* _TASKS TO PERFORM_:
(A) In the commentary, copy everything from "Martz’ second proposal, to" down to "not short, view.", substituting "state coal savings fund" for "Coal Tax Trust".
(B) Answer these from the commentary:
(i) How old is Sgt. Brian Martin?
(ii) What name does Gov. Judy Martz give her new sales tax?
(iii) About how much does Martz propose to spend from the Coal Tax Trust?
(C) Extend the commentary on Montana's budget proposals past its final sentence.

* _SOURCE EXTRACT_:
"""

The article quotes one veteran, Sgt. Brian Martin, explaining the effects: “I am an ex-paratrooper who needs a cane and wheelchair to get around. I get lost when I drive sometimes and forget where I am at sometimes.” The real shock comes when it is revealed that Martin is only 33 years old—and his life is toast. Was it nerve gas, fumes from burning oil wells, dust from the depleted uranium shells we fired, or the cocktail of experimental injections, drugs, and pesticides to which our troops were subjected? No one seems to know—and no one seems able to cure the illnesses. Obviously, however, those are not good enough reasons to stop us from subjecting hundreds of thousands of our young men and women to the unknown side-effects of modern warfare yet again.

Closer to home, Montana seems stuck in the Way Back Machine, too. As the legislative session looms, the so-called “solutions” to the state’s fiscal problems are all replays from the last century. First, there’s Gov. Judy Martz’ double-speak “tourist tax” that will be used to reduce the highest levels of income tax. But Martz is fooling very few people, regardless of what she calls this new sales tax. Even by her own admission, the majority of the tax would be paid by resident Montanans, among the poorest people in the nation. That the benefits would accrue to the richest among us is evident, damning, and wholly a throwback to the century of robber barons and copper kings.

Martz’ second proposal, to spend nearly $100 million from the Coal Tax Trust to balance her budget, is likewise an old and oft-tried bad idea. Recent polls show Montanans support the idea of using the Trust rather than raising taxes. No surprise, since everyone would rather find another source for revenue besides more taxes and fees. But running government is supposed to take the long, not short, view.

A hundred million from the Coal Trust will fill the gap for this session’s spending, but do the math—in a decade, the trust will be gone and so will the tens of millions of non-tax interest earnings it generates, as well as the state’s now-excellent bond ratings. We will have been reduced, through the actions of lame, desperate politicians, to hand-to-mouth status. Anyone who lives paycheck to paycheck—and plenty of us have and do—would hardly recommend it as a great way to run a family, let alone a state.

"""

Page layout parsing data
"""

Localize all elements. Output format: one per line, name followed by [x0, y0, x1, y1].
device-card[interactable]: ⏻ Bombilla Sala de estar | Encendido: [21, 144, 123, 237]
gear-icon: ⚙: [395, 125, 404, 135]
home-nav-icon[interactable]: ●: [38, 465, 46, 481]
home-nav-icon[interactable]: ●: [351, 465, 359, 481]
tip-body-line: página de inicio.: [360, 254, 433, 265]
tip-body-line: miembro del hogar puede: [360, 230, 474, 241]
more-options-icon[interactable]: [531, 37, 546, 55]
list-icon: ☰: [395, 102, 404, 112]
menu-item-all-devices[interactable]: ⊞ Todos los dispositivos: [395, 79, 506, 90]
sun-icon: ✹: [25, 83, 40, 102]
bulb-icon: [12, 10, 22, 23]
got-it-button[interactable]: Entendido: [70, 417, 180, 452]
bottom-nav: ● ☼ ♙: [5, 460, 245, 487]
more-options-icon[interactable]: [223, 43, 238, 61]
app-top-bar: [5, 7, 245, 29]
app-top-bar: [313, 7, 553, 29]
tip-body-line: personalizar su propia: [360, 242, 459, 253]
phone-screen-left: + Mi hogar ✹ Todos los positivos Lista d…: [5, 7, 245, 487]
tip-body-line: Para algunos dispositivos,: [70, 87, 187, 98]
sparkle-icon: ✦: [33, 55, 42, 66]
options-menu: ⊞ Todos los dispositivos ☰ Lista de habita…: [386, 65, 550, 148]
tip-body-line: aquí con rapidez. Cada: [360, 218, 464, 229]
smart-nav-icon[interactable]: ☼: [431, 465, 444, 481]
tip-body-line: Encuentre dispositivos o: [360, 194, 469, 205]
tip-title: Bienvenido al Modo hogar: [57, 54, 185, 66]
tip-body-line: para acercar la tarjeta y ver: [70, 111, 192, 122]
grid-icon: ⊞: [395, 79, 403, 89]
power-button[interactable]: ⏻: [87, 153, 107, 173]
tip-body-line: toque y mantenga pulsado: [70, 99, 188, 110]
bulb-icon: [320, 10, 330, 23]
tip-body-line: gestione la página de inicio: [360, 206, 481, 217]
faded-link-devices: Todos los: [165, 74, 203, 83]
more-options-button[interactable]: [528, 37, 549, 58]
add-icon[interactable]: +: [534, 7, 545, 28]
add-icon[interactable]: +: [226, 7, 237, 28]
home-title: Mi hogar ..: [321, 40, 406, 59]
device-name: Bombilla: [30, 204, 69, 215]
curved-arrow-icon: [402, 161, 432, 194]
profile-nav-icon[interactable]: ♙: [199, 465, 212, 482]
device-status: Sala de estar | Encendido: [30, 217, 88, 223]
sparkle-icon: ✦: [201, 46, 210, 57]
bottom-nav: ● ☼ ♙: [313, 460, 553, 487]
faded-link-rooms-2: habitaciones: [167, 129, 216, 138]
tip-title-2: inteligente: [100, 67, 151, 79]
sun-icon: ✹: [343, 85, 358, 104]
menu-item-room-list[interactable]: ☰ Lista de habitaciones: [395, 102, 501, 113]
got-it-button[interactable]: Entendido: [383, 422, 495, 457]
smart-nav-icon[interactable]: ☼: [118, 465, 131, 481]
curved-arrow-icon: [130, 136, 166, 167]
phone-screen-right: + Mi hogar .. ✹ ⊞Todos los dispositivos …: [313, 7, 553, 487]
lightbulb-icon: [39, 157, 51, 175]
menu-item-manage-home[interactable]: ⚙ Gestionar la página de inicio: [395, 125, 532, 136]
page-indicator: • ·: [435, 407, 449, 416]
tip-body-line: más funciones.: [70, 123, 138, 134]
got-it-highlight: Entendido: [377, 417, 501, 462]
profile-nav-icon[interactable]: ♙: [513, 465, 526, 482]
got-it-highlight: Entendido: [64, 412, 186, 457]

"""

* _ANSWERS PER TASK_:
(A)
Martz’ second proposal, to spend nearly $100 million from the state coal savings fund to balance her budget, is likewise an old and oft-tried bad idea. Recent polls show Montanans support the idea of using the Trust rather than raising taxes. No surprise, since everyone would rather find another source for revenue besides more taxes and fees. But running government is supposed to take the long, not short, view.

(B)
(i) 33 years old
(ii) A "tourist tax"
(iii) Nearly $100 million

(C)
Rear-view vision likewise seems to be dominating Martz’ concept of the state’s economic future. The New York Times just published an extensive article on the disastrous side-effects of coalbed methane extraction in Wyoming, where the Belle Fourche River “bubbles like champagne”—only the bubbles are flammable methane gas that has escaped capture and now contaminates the precious surface water of this arid region. Likewise, the massive pumping of saline groundwater required by coalbed methane production has drained aquifers, dried up springs, and poisoned both land and surface waters with salt. The same fate lies in store for Montana if Martz gets her wish to massively expand this highly destructive “industry” in our state. That Martz says we have to “do it right” is meaningless rhetoric, since virtually everywhere the extraction methods have been practiced, the results have been and continue to be cataclysmic. And just like in the past, this new degradation will be our shameful legacy to future generations.

But hey, whether our politicians are driving in the rear-view mirror or not, 2003 is upon us. These so-called “leaders” seem incapable of generating new ideas for the 21st century, thus condemning us to living a Mobius strip existence of continually repeating the mistakes of the past over and over and over again—until we run out of money, energy, resources, and hope. Happy New Year ahead? Not likely.

When not lobbying the Montana Legislature, George Ochenski is rattling the cage of the political establishment as a political analyst for the Missoula Independent.